Start Data section

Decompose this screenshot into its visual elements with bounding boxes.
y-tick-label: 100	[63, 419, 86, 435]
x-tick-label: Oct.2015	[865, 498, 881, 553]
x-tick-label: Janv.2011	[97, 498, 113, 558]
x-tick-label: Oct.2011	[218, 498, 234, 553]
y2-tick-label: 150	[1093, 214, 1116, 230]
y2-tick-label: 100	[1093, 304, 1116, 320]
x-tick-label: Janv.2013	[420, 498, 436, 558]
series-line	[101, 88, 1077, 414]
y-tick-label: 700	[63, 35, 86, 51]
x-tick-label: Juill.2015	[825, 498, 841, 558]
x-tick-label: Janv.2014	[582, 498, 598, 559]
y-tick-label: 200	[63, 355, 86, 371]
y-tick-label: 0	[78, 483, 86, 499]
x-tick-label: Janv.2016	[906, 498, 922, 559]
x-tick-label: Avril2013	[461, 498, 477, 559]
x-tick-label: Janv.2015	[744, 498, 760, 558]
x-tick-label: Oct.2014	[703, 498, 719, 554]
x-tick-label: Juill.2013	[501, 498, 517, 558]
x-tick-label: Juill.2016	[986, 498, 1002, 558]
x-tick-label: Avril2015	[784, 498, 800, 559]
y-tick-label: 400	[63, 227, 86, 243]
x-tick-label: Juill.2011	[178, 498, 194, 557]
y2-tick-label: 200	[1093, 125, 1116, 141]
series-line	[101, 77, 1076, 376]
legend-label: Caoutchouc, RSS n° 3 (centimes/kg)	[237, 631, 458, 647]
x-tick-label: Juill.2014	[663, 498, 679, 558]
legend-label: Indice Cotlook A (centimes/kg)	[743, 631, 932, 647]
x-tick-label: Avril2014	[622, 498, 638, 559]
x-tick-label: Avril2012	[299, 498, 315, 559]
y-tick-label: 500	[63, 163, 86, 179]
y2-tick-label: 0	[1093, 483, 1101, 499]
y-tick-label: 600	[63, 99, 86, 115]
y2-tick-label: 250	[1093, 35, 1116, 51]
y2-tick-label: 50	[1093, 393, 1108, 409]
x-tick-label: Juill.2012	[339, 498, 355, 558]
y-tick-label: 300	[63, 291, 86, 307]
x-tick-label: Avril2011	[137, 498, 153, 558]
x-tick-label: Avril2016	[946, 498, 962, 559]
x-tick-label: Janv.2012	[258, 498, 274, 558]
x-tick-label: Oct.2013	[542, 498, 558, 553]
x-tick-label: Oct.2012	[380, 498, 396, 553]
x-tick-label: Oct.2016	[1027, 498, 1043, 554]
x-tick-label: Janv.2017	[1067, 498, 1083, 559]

End Data section

# The request
Copy the material above line for line, with no changes.

# Expected output
Decompose this screenshot into its visual elements with bounding boxes.
y-tick-label: 100	[63, 419, 86, 435]
x-tick-label: Oct.2015	[865, 498, 881, 553]
x-tick-label: Janv.2011	[97, 498, 113, 558]
x-tick-label: Oct.2011	[218, 498, 234, 553]
y2-tick-label: 150	[1093, 214, 1116, 230]
y2-tick-label: 100	[1093, 304, 1116, 320]
x-tick-label: Janv.2013	[420, 498, 436, 558]
series-line	[101, 88, 1077, 414]
y-tick-label: 700	[63, 35, 86, 51]
x-tick-label: Juill.2015	[825, 498, 841, 558]
x-tick-label: Janv.2014	[582, 498, 598, 559]
y-tick-label: 200	[63, 355, 86, 371]
y-tick-label: 0	[78, 483, 86, 499]
x-tick-label: Janv.2016	[906, 498, 922, 559]
x-tick-label: Avril2013	[461, 498, 477, 559]
x-tick-label: Janv.2015	[744, 498, 760, 558]
x-tick-label: Oct.2014	[703, 498, 719, 554]
x-tick-label: Juill.2013	[501, 498, 517, 558]
x-tick-label: Juill.2016	[986, 498, 1002, 558]
x-tick-label: Avril2015	[784, 498, 800, 559]
y-tick-label: 400	[63, 227, 86, 243]
x-tick-label: Juill.2011	[178, 498, 194, 557]
y2-tick-label: 200	[1093, 125, 1116, 141]
series-line	[101, 77, 1076, 376]
legend-label: Caoutchouc, RSS n° 3 (centimes/kg)	[237, 631, 458, 647]
x-tick-label: Juill.2014	[663, 498, 679, 558]
legend-label: Indice Cotlook A (centimes/kg)	[743, 631, 932, 647]
x-tick-label: Avril2014	[622, 498, 638, 559]
x-tick-label: Avril2012	[299, 498, 315, 559]
y-tick-label: 500	[63, 163, 86, 179]
y2-tick-label: 0	[1093, 483, 1101, 499]
y-tick-label: 600	[63, 99, 86, 115]
y2-tick-label: 250	[1093, 35, 1116, 51]
y2-tick-label: 50	[1093, 393, 1108, 409]
x-tick-label: Juill.2012	[339, 498, 355, 558]
y-tick-label: 300	[63, 291, 86, 307]
x-tick-label: Avril2011	[137, 498, 153, 558]
x-tick-label: Avril2016	[946, 498, 962, 559]
x-tick-label: Janv.2012	[258, 498, 274, 558]
x-tick-label: Oct.2013	[542, 498, 558, 553]
x-tick-label: Oct.2012	[380, 498, 396, 553]
x-tick-label: Oct.2016	[1027, 498, 1043, 554]
x-tick-label: Janv.2017	[1067, 498, 1083, 559]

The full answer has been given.